_What the task asks_
Output every record word for word.

=======

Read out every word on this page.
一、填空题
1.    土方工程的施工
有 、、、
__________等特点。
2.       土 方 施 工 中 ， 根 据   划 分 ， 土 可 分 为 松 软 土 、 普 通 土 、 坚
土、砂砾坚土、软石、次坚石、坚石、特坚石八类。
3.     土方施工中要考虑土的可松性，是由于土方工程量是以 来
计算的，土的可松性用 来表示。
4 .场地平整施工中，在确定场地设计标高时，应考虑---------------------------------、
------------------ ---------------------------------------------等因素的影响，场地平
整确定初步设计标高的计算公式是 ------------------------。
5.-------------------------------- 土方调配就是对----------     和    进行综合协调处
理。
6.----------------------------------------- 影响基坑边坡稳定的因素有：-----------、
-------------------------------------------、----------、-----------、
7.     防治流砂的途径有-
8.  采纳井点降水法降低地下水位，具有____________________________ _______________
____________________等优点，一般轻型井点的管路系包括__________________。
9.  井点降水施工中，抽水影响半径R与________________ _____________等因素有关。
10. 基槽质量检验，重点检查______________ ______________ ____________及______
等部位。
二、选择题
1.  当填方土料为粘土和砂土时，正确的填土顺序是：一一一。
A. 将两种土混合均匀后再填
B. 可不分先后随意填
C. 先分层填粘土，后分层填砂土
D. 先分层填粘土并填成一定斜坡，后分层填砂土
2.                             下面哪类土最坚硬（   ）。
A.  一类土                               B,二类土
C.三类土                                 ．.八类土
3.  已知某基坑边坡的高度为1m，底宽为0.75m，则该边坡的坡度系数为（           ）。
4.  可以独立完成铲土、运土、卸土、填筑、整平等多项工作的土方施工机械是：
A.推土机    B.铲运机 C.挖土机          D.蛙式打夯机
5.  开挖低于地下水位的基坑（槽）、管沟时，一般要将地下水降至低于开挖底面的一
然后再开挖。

=======

_Result for this task_
Read out every word on this page.
一、填空题
1.    土方工程的施工
有 、、、
__________等特点。
2.       土 方 施 工 中 ， 根 据   划 分 ， 土 可 分 为 松 软 土 、 普 通 土 、 坚
土、砂砾坚土、软石、次坚石、坚石、特坚石八类。
3.     土方施工中要考虑土的可松性，是由于土方工程量是以 来
计算的，土的可松性用 来表示。
4 .场地平整施工中，在确定场地设计标高时，应考虑---------------------------------、
------------------ ---------------------------------------------等因素的影响，场地平
整确定初步设计标高的计算公式是 ------------------------。
5.-------------------------------- 土方调配就是对----------     和    进行综合协调处
理。
6.----------------------------------------- 影响基坑边坡稳定的因素有：-----------、
-------------------------------------------、----------、-----------、
7.     防治流砂的途径有-
8.  采纳井点降水法降低地下水位，具有____________________________ _______________
____________________等优点，一般轻型井点的管路系包括__________________。
9.  井点降水施工中，抽水影响半径R与________________ _____________等因素有关。
10. 基槽质量检验，重点检查______________ ______________ ____________及______
等部位。
二、选择题
1.  当填方土料为粘土和砂土时，正确的填土顺序是：一一一。
A. 将两种土混合均匀后再填
B. 可不分先后随意填
C. 先分层填粘土，后分层填砂土
D. 先分层填粘土并填成一定斜坡，后分层填砂土
2.                             下面哪类土最坚硬（   ）。
A.  一类土                               B,二类土
C.三类土                                 ．.八类土
3.  已知某基坑边坡的高度为1m，底宽为0.75m，则该边坡的坡度系数为（           ）。
4.  可以独立完成铲土、运土、卸土、填筑、整平等多项工作的土方施工机械是：
A.推土机    B.铲运机 C.挖土机          D.蛙式打夯机
5.  开挖低于地下水位的基坑（槽）、管沟时，一般要将地下水降至低于开挖底面的一
然后再开挖。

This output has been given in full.